What you will do>
Restate the material word for word and leave out anything that is a picture.

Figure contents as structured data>
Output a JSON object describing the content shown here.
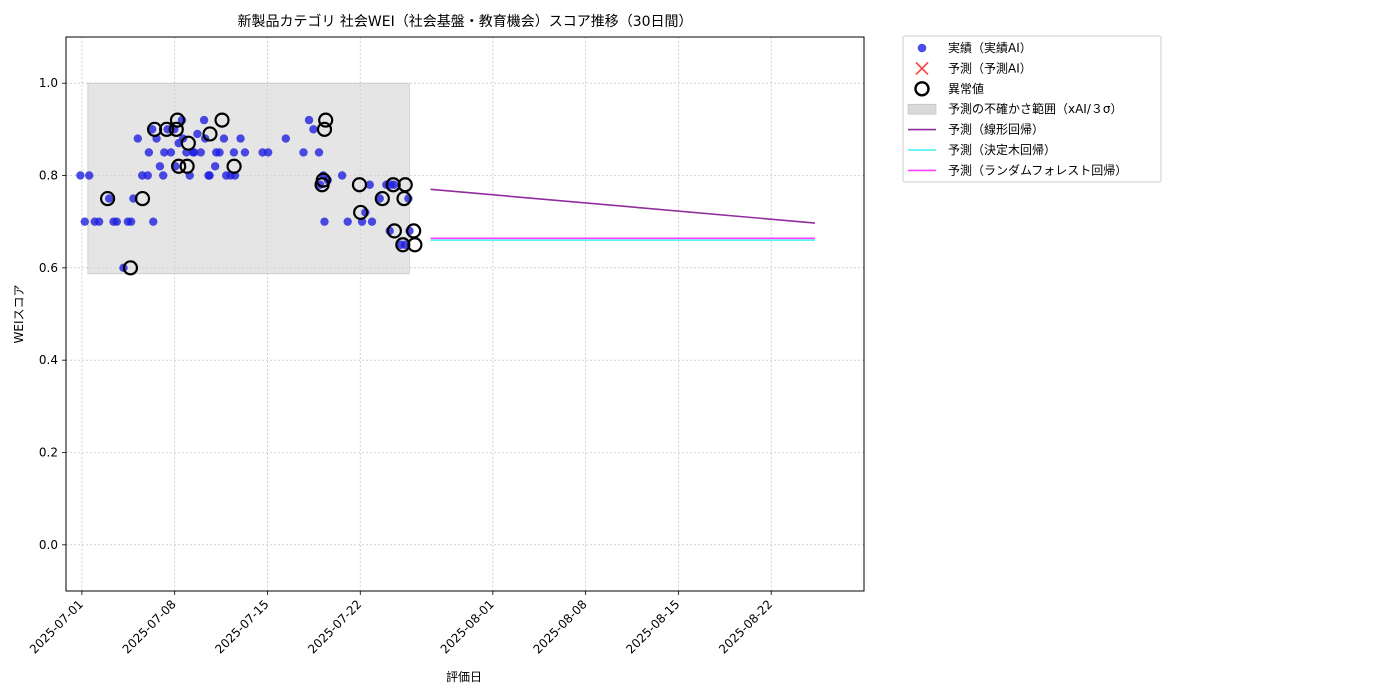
{
  "chart_data": {
    "type": "scatter",
    "title": "新製品カテゴリ 社会WEI（社会基盤・教育機会）スコア推移（30日間）",
    "xlabel": "評価日",
    "ylabel": "WEIスコア",
    "x_range": [
      "2025-06-29",
      "2025-08-29"
    ],
    "ylim": [
      -0.1,
      1.1
    ],
    "x_ticks": [
      "2025-07-01",
      "2025-07-08",
      "2025-07-15",
      "2025-07-22",
      "2025-08-01",
      "2025-08-08",
      "2025-08-15",
      "2025-08-22"
    ],
    "y_ticks": [
      "0.0",
      "0.2",
      "0.4",
      "0.6",
      "0.8",
      "1.0"
    ],
    "grid": true,
    "legend_position": "outside-top-right",
    "legend": [
      {
        "label": "実績（実績AI）",
        "kind": "dot",
        "color": "#1f1fe0"
      },
      {
        "label": "予測（予測AI）",
        "kind": "x",
        "color": "#ff4040"
      },
      {
        "label": "異常値",
        "kind": "ring",
        "color": "#000000"
      },
      {
        "label": "予測の不確かさ範囲（xAI/３σ）",
        "kind": "band",
        "color": "#d9d9d9"
      },
      {
        "label": "予測（線形回帰）",
        "kind": "line",
        "color": "#912e9e"
      },
      {
        "label": "予測（決定木回帰）",
        "kind": "line",
        "color": "#40f0f0"
      },
      {
        "label": "予測（ランダムフォレスト回帰）",
        "kind": "line",
        "color": "#ff40ff"
      }
    ],
    "band": {
      "x": [
        "2025-07-01",
        "2025-07-26"
      ],
      "y": [
        0.587,
        1.0
      ]
    },
    "actual": {
      "x": [
        "2025-07-01",
        "2025-07-01",
        "2025-07-01",
        "2025-07-02",
        "2025-07-02",
        "2025-07-03",
        "2025-07-03",
        "2025-07-03",
        "2025-07-04",
        "2025-07-04",
        "2025-07-04",
        "2025-07-05",
        "2025-07-05",
        "2025-07-05",
        "2025-07-06",
        "2025-07-06",
        "2025-07-06",
        "2025-07-06",
        "2025-07-06",
        "2025-07-07",
        "2025-07-07",
        "2025-07-07",
        "2025-07-07",
        "2025-07-07",
        "2025-07-08",
        "2025-07-08",
        "2025-07-08",
        "2025-07-08",
        "2025-07-08",
        "2025-07-09",
        "2025-07-09",
        "2025-07-09",
        "2025-07-09",
        "2025-07-09",
        "2025-07-10",
        "2025-07-10",
        "2025-07-10",
        "2025-07-10",
        "2025-07-10",
        "2025-07-11",
        "2025-07-11",
        "2025-07-11",
        "2025-07-11",
        "2025-07-12",
        "2025-07-12",
        "2025-07-12",
        "2025-07-12",
        "2025-07-13",
        "2025-07-13",
        "2025-07-14",
        "2025-07-15",
        "2025-07-16",
        "2025-07-17",
        "2025-07-18",
        "2025-07-18",
        "2025-07-19",
        "2025-07-19",
        "2025-07-19",
        "2025-07-19",
        "2025-07-19",
        "2025-07-20",
        "2025-07-21",
        "2025-07-22",
        "2025-07-22",
        "2025-07-22",
        "2025-07-23",
        "2025-07-23",
        "2025-07-24",
        "2025-07-24",
        "2025-07-24",
        "2025-07-24",
        "2025-07-25",
        "2025-07-25",
        "2025-07-25",
        "2025-07-25"
      ],
      "y": [
        0.8,
        0.7,
        0.8,
        0.7,
        0.7,
        0.7,
        0.75,
        0.7,
        0.7,
        0.6,
        0.7,
        0.75,
        0.88,
        0.8,
        0.8,
        0.9,
        0.88,
        0.85,
        0.7,
        0.85,
        0.8,
        0.9,
        0.82,
        0.85,
        0.92,
        0.9,
        0.87,
        0.88,
        0.82,
        0.85,
        0.89,
        0.8,
        0.85,
        0.85,
        0.92,
        0.8,
        0.85,
        0.88,
        0.8,
        0.82,
        0.85,
        0.88,
        0.85,
        0.85,
        0.8,
        0.8,
        0.8,
        0.88,
        0.85,
        0.85,
        0.85,
        0.88,
        0.85,
        0.92,
        0.9,
        0.85,
        0.8,
        0.79,
        0.78,
        0.7,
        0.8,
        0.7,
        0.72,
        0.78,
        0.7,
        0.75,
        0.7,
        0.68,
        0.78,
        0.78,
        0.78,
        0.75,
        0.65,
        0.65,
        0.68
      ]
    },
    "anomalies": {
      "x": [
        "2025-07-03",
        "2025-07-04",
        "2025-07-05",
        "2025-07-06",
        "2025-07-07",
        "2025-07-08",
        "2025-07-08",
        "2025-07-08",
        "2025-07-09",
        "2025-07-09",
        "2025-07-10",
        "2025-07-11",
        "2025-07-12",
        "2025-07-19",
        "2025-07-19",
        "2025-07-19",
        "2025-07-19",
        "2025-07-22",
        "2025-07-22",
        "2025-07-23",
        "2025-07-24",
        "2025-07-24",
        "2025-07-25",
        "2025-07-25",
        "2025-07-25",
        "2025-07-26",
        "2025-07-26"
      ],
      "y": [
        0.75,
        0.6,
        0.75,
        0.9,
        0.9,
        0.82,
        0.92,
        0.9,
        0.87,
        0.82,
        0.89,
        0.92,
        0.82,
        0.92,
        0.9,
        0.79,
        0.78,
        0.72,
        0.78,
        0.75,
        0.68,
        0.78,
        0.78,
        0.75,
        0.65,
        0.65,
        0.68
      ]
    },
    "forecast_lines": [
      {
        "name": "予測（線形回帰）",
        "color": "#912e9e",
        "x": [
          "2025-07-27",
          "2025-08-25"
        ],
        "y": [
          0.77,
          0.697
        ]
      },
      {
        "name": "予測（決定木回帰）",
        "color": "#40f0f0",
        "x": [
          "2025-07-27",
          "2025-08-25"
        ],
        "y": [
          0.66,
          0.66
        ]
      },
      {
        "name": "予測（ランダムフォレスト回帰）",
        "color": "#ff40ff",
        "x": [
          "2025-07-27",
          "2025-08-25"
        ],
        "y": [
          0.664,
          0.664
        ]
      }
    ]
  }
}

Response below>
Output a JSON object describing the content shown here.
{
  "chart_data": {
    "type": "scatter",
    "title": "新製品カテゴリ 社会WEI（社会基盤・教育機会）スコア推移（30日間）",
    "xlabel": "評価日",
    "ylabel": "WEIスコア",
    "x_range": [
      "2025-06-29",
      "2025-08-29"
    ],
    "ylim": [
      -0.1,
      1.1
    ],
    "x_ticks": [
      "2025-07-01",
      "2025-07-08",
      "2025-07-15",
      "2025-07-22",
      "2025-08-01",
      "2025-08-08",
      "2025-08-15",
      "2025-08-22"
    ],
    "y_ticks": [
      "0.0",
      "0.2",
      "0.4",
      "0.6",
      "0.8",
      "1.0"
    ],
    "grid": true,
    "legend_position": "outside-top-right",
    "legend": [
      {
        "label": "実績（実績AI）",
        "kind": "dot",
        "color": "#1f1fe0"
      },
      {
        "label": "予測（予測AI）",
        "kind": "x",
        "color": "#ff4040"
      },
      {
        "label": "異常値",
        "kind": "ring",
        "color": "#000000"
      },
      {
        "label": "予測の不確かさ範囲（xAI/３σ）",
        "kind": "band",
        "color": "#d9d9d9"
      },
      {
        "label": "予測（線形回帰）",
        "kind": "line",
        "color": "#912e9e"
      },
      {
        "label": "予測（決定木回帰）",
        "kind": "line",
        "color": "#40f0f0"
      },
      {
        "label": "予測（ランダムフォレスト回帰）",
        "kind": "line",
        "color": "#ff40ff"
      }
    ],
    "band": {
      "x": [
        "2025-07-01",
        "2025-07-26"
      ],
      "y": [
        0.587,
        1.0
      ]
    },
    "actual": {
      "x": [
        "2025-07-01",
        "2025-07-01",
        "2025-07-01",
        "2025-07-02",
        "2025-07-02",
        "2025-07-03",
        "2025-07-03",
        "2025-07-03",
        "2025-07-04",
        "2025-07-04",
        "2025-07-04",
        "2025-07-05",
        "2025-07-05",
        "2025-07-05",
        "2025-07-06",
        "2025-07-06",
        "2025-07-06",
        "2025-07-06",
        "2025-07-06",
        "2025-07-07",
        "2025-07-07",
        "2025-07-07",
        "2025-07-07",
        "2025-07-07",
        "2025-07-08",
        "2025-07-08",
        "2025-07-08",
        "2025-07-08",
        "2025-07-08",
        "2025-07-09",
        "2025-07-09",
        "2025-07-09",
        "2025-07-09",
        "2025-07-09",
        "2025-07-10",
        "2025-07-10",
        "2025-07-10",
        "2025-07-10",
        "2025-07-10",
        "2025-07-11",
        "2025-07-11",
        "2025-07-11",
        "2025-07-11",
        "2025-07-12",
        "2025-07-12",
        "2025-07-12",
        "2025-07-12",
        "2025-07-13",
        "2025-07-13",
        "2025-07-14",
        "2025-07-15",
        "2025-07-16",
        "2025-07-17",
        "2025-07-18",
        "2025-07-18",
        "2025-07-19",
        "2025-07-19",
        "2025-07-19",
        "2025-07-19",
        "2025-07-19",
        "2025-07-20",
        "2025-07-21",
        "2025-07-22",
        "2025-07-22",
        "2025-07-22",
        "2025-07-23",
        "2025-07-23",
        "2025-07-24",
        "2025-07-24",
        "2025-07-24",
        "2025-07-24",
        "2025-07-25",
        "2025-07-25",
        "2025-07-25",
        "2025-07-25"
      ],
      "y": [
        0.8,
        0.7,
        0.8,
        0.7,
        0.7,
        0.7,
        0.75,
        0.7,
        0.7,
        0.6,
        0.7,
        0.75,
        0.88,
        0.8,
        0.8,
        0.9,
        0.88,
        0.85,
        0.7,
        0.85,
        0.8,
        0.9,
        0.82,
        0.85,
        0.92,
        0.9,
        0.87,
        0.88,
        0.82,
        0.85,
        0.89,
        0.8,
        0.85,
        0.85,
        0.92,
        0.8,
        0.85,
        0.88,
        0.8,
        0.82,
        0.85,
        0.88,
        0.85,
        0.85,
        0.8,
        0.8,
        0.8,
        0.88,
        0.85,
        0.85,
        0.85,
        0.88,
        0.85,
        0.92,
        0.9,
        0.85,
        0.8,
        0.79,
        0.78,
        0.7,
        0.8,
        0.7,
        0.72,
        0.78,
        0.7,
        0.75,
        0.7,
        0.68,
        0.78,
        0.78,
        0.78,
        0.75,
        0.65,
        0.65,
        0.68
      ]
    },
    "anomalies": {
      "x": [
        "2025-07-03",
        "2025-07-04",
        "2025-07-05",
        "2025-07-06",
        "2025-07-07",
        "2025-07-08",
        "2025-07-08",
        "2025-07-08",
        "2025-07-09",
        "2025-07-09",
        "2025-07-10",
        "2025-07-11",
        "2025-07-12",
        "2025-07-19",
        "2025-07-19",
        "2025-07-19",
        "2025-07-19",
        "2025-07-22",
        "2025-07-22",
        "2025-07-23",
        "2025-07-24",
        "2025-07-24",
        "2025-07-25",
        "2025-07-25",
        "2025-07-25",
        "2025-07-26",
        "2025-07-26"
      ],
      "y": [
        0.75,
        0.6,
        0.75,
        0.9,
        0.9,
        0.82,
        0.92,
        0.9,
        0.87,
        0.82,
        0.89,
        0.92,
        0.82,
        0.92,
        0.9,
        0.79,
        0.78,
        0.72,
        0.78,
        0.75,
        0.68,
        0.78,
        0.78,
        0.75,
        0.65,
        0.65,
        0.68
      ]
    },
    "forecast_lines": [
      {
        "name": "予測（線形回帰）",
        "color": "#912e9e",
        "x": [
          "2025-07-27",
          "2025-08-25"
        ],
        "y": [
          0.77,
          0.697
        ]
      },
      {
        "name": "予測（決定木回帰）",
        "color": "#40f0f0",
        "x": [
          "2025-07-27",
          "2025-08-25"
        ],
        "y": [
          0.66,
          0.66
        ]
      },
      {
        "name": "予測（ランダムフォレスト回帰）",
        "color": "#ff40ff",
        "x": [
          "2025-07-27",
          "2025-08-25"
        ],
        "y": [
          0.664,
          0.664
        ]
      }
    ]
  }
}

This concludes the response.